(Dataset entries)
□ □ □

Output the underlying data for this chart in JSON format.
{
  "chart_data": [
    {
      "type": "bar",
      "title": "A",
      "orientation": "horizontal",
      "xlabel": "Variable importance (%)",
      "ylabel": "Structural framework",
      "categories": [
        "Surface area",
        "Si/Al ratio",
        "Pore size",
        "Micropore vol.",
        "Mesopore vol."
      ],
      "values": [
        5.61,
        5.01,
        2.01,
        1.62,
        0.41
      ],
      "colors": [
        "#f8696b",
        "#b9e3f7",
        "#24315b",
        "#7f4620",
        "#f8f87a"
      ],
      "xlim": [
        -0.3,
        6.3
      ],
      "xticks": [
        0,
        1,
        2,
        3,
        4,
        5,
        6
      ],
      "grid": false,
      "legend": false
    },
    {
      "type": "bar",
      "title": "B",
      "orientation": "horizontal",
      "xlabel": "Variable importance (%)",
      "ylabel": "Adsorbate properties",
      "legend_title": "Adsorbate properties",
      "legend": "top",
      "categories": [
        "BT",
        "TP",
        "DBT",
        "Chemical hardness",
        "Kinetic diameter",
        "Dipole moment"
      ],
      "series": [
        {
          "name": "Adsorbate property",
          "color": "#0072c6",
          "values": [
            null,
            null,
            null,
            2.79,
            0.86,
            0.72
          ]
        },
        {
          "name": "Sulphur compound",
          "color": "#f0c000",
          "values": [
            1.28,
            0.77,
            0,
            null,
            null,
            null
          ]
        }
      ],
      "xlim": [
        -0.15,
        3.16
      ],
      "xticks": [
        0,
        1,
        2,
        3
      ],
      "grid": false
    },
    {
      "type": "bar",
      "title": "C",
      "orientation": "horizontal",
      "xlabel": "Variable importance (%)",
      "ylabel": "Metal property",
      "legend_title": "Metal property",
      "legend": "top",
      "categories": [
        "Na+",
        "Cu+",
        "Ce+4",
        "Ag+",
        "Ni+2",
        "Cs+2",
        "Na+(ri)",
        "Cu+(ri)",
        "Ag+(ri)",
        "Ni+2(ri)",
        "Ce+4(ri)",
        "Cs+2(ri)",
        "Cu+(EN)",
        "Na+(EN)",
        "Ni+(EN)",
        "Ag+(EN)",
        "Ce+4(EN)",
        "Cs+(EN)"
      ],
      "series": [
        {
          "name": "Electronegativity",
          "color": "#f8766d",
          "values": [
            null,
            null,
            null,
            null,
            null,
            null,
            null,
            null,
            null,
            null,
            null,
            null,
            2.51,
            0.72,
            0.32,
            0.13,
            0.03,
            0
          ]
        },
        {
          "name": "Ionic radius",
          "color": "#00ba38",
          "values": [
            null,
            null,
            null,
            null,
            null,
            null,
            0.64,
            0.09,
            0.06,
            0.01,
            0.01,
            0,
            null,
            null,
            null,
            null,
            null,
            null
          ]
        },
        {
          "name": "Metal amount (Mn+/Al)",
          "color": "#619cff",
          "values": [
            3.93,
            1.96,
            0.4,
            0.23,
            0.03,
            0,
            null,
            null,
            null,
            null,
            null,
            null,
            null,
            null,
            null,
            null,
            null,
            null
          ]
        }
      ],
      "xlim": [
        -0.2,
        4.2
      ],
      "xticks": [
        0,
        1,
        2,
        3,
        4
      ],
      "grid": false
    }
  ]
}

□ □ □

Your instructions:
Write out the whole listing again, exactly as it stands.

Output of the task:
Output the underlying data for this chart in JSON format.
{
  "chart_data": [
    {
      "type": "bar",
      "title": "A",
      "orientation": "horizontal",
      "xlabel": "Variable importance (%)",
      "ylabel": "Structural framework",
      "categories": [
        "Surface area",
        "Si/Al ratio",
        "Pore size",
        "Micropore vol.",
        "Mesopore vol."
      ],
      "values": [
        5.61,
        5.01,
        2.01,
        1.62,
        0.41
      ],
      "colors": [
        "#f8696b",
        "#b9e3f7",
        "#24315b",
        "#7f4620",
        "#f8f87a"
      ],
      "xlim": [
        -0.3,
        6.3
      ],
      "xticks": [
        0,
        1,
        2,
        3,
        4,
        5,
        6
      ],
      "grid": false,
      "legend": false
    },
    {
      "type": "bar",
      "title": "B",
      "orientation": "horizontal",
      "xlabel": "Variable importance (%)",
      "ylabel": "Adsorbate properties",
      "legend_title": "Adsorbate properties",
      "legend": "top",
      "categories": [
        "BT",
        "TP",
        "DBT",
        "Chemical hardness",
        "Kinetic diameter",
        "Dipole moment"
      ],
      "series": [
        {
          "name": "Adsorbate property",
          "color": "#0072c6",
          "values": [
            null,
            null,
            null,
            2.79,
            0.86,
            0.72
          ]
        },
        {
          "name": "Sulphur compound",
          "color": "#f0c000",
          "values": [
            1.28,
            0.77,
            0,
            null,
            null,
            null
          ]
        }
      ],
      "xlim": [
        -0.15,
        3.16
      ],
      "xticks": [
        0,
        1,
        2,
        3
      ],
      "grid": false
    },
    {
      "type": "bar",
      "title": "C",
      "orientation": "horizontal",
      "xlabel": "Variable importance (%)",
      "ylabel": "Metal property",
      "legend_title": "Metal property",
      "legend": "top",
      "categories": [
        "Na+",
        "Cu+",
        "Ce+4",
        "Ag+",
        "Ni+2",
        "Cs+2",
        "Na+(ri)",
        "Cu+(ri)",
        "Ag+(ri)",
        "Ni+2(ri)",
        "Ce+4(ri)",
        "Cs+2(ri)",
        "Cu+(EN)",
        "Na+(EN)",
        "Ni+(EN)",
        "Ag+(EN)",
        "Ce+4(EN)",
        "Cs+(EN)"
      ],
      "series": [
        {
          "name": "Electronegativity",
          "color": "#f8766d",
          "values": [
            null,
            null,
            null,
            null,
            null,
            null,
            null,
            null,
            null,
            null,
            null,
            null,
            2.51,
            0.72,
            0.32,
            0.13,
            0.03,
            0
          ]
        },
        {
          "name": "Ionic radius",
          "color": "#00ba38",
          "values": [
            null,
            null,
            null,
            null,
            null,
            null,
            0.64,
            0.09,
            0.06,
            0.01,
            0.01,
            0,
            null,
            null,
            null,
            null,
            null,
            null
          ]
        },
        {
          "name": "Metal amount (Mn+/Al)",
          "color": "#619cff",
          "values": [
            3.93,
            1.96,
            0.4,
            0.23,
            0.03,
            0,
            null,
            null,
            null,
            null,
            null,
            null,
            null,
            null,
            null,
            null,
            null,
            null
          ]
        }
      ],
      "xlim": [
        -0.2,
        4.2
      ],
      "xticks": [
        0,
        1,
        2,
        3,
        4
      ],
      "grid": false
    }
  ]
}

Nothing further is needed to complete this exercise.